--- Start ---

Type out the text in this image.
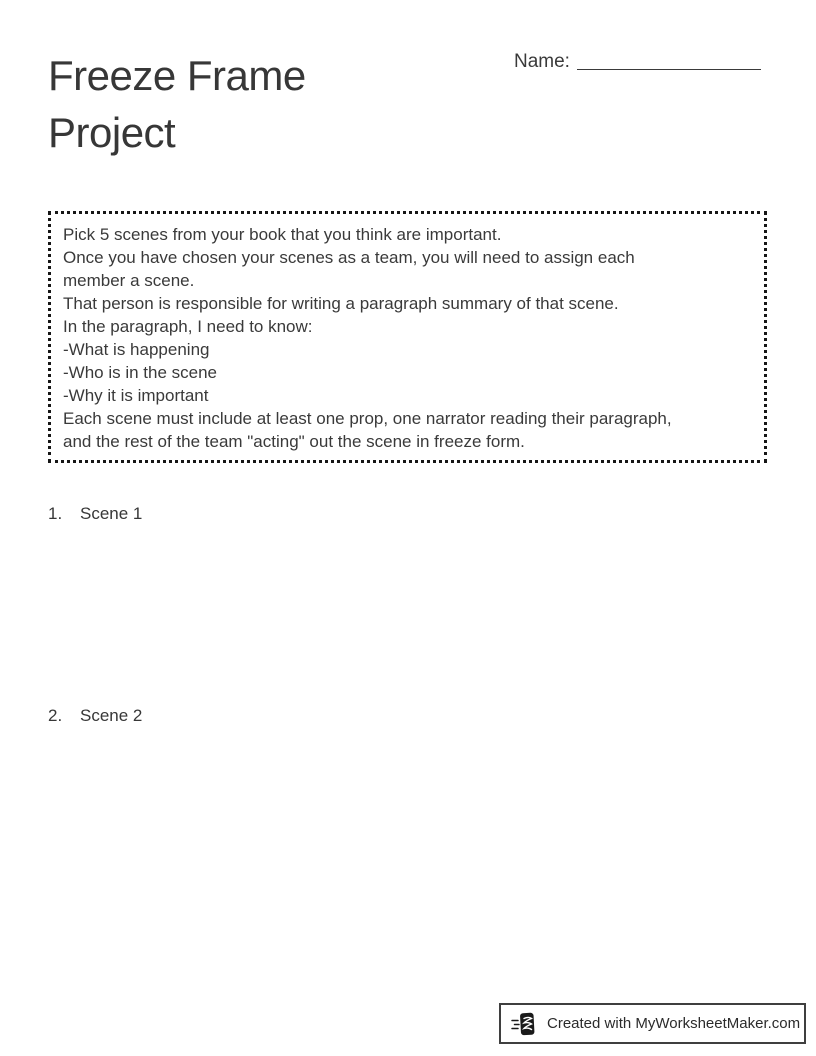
Freeze Frame Project
Name:

Pick 5 scenes from your book that you think are important.

Once you have chosen your scenes as a team, you will need to assign each

member a scene.

That person is responsible for writing a paragraph summary of that scene.

In the paragraph, I need to know:

-What is happening

-Who is in the scene

-Why it is important

Each scene must include at least one prop, one narrator reading their paragraph,

and the rest of the team "acting" out the scene in freeze form.

1.	Scene 1
2.	Scene 2
Created with MyWorksheetMaker.com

--- End ---

THE TASK
Repeat the material above in full and exactly, omitting the pictures.

ANSWER FOR THE TASK
Type out the text in this image.
Freeze Frame Project
Name:

Pick 5 scenes from your book that you think are important.

Once you have chosen your scenes as a team, you will need to assign each

member a scene.

That person is responsible for writing a paragraph summary of that scene.

In the paragraph, I need to know:

-What is happening

-Who is in the scene

-Why it is important

Each scene must include at least one prop, one narrator reading their paragraph,

and the rest of the team "acting" out the scene in freeze form.

1.	Scene 1
2.	Scene 2
Created with MyWorksheetMaker.com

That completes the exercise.